--- What needs to be done ---
Will you print the material below without altering a single character?

--- Dataset records ---
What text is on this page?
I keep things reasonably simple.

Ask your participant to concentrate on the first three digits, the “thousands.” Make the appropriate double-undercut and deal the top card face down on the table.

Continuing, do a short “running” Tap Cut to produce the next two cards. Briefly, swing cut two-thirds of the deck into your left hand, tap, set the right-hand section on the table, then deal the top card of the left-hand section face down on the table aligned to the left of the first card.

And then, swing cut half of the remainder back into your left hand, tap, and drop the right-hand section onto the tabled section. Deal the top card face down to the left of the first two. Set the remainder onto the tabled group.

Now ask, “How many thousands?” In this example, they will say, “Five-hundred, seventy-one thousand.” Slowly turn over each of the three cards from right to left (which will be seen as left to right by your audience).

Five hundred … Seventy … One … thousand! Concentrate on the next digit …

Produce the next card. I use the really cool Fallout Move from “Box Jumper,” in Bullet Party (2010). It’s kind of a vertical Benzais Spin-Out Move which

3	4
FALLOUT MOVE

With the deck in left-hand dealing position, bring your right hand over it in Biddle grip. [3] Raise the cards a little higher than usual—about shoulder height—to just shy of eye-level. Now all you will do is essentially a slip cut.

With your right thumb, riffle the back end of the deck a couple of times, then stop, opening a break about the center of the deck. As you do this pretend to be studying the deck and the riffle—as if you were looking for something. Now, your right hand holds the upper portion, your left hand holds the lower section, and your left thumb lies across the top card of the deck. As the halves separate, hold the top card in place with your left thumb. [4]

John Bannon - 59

--- Expected output ---
What text is on this page?
I keep things reasonably simple.

Ask your participant to concentrate on the first three digits, the “thousands.” Make the appropriate double-undercut and deal the top card face down on the table.

Continuing, do a short “running” Tap Cut to produce the next two cards. Briefly, swing cut two-thirds of the deck into your left hand, tap, set the right-hand section on the table, then deal the top card of the left-hand section face down on the table aligned to the left of the first card.

And then, swing cut half of the remainder back into your left hand, tap, and drop the right-hand section onto the tabled section. Deal the top card face down to the left of the first two. Set the remainder onto the tabled group.

Now ask, “How many thousands?” In this example, they will say, “Five-hundred, seventy-one thousand.” Slowly turn over each of the three cards from right to left (which will be seen as left to right by your audience).

Five hundred … Seventy … One … thousand! Concentrate on the next digit …

Produce the next card. I use the really cool Fallout Move from “Box Jumper,” in Bullet Party (2010). It’s kind of a vertical Benzais Spin-Out Move which

3	4
FALLOUT MOVE

With the deck in left-hand dealing position, bring your right hand over it in Biddle grip. [3] Raise the cards a little higher than usual—about shoulder height—to just shy of eye-level. Now all you will do is essentially a slip cut.

With your right thumb, riffle the back end of the deck a couple of times, then stop, opening a break about the center of the deck. As you do this pretend to be studying the deck and the riffle—as if you were looking for something. Now, your right hand holds the upper portion, your left hand holds the lower section, and your left thumb lies across the top card of the deck. As the halves separate, hold the top card in place with your left thumb. [4]

John Bannon - 59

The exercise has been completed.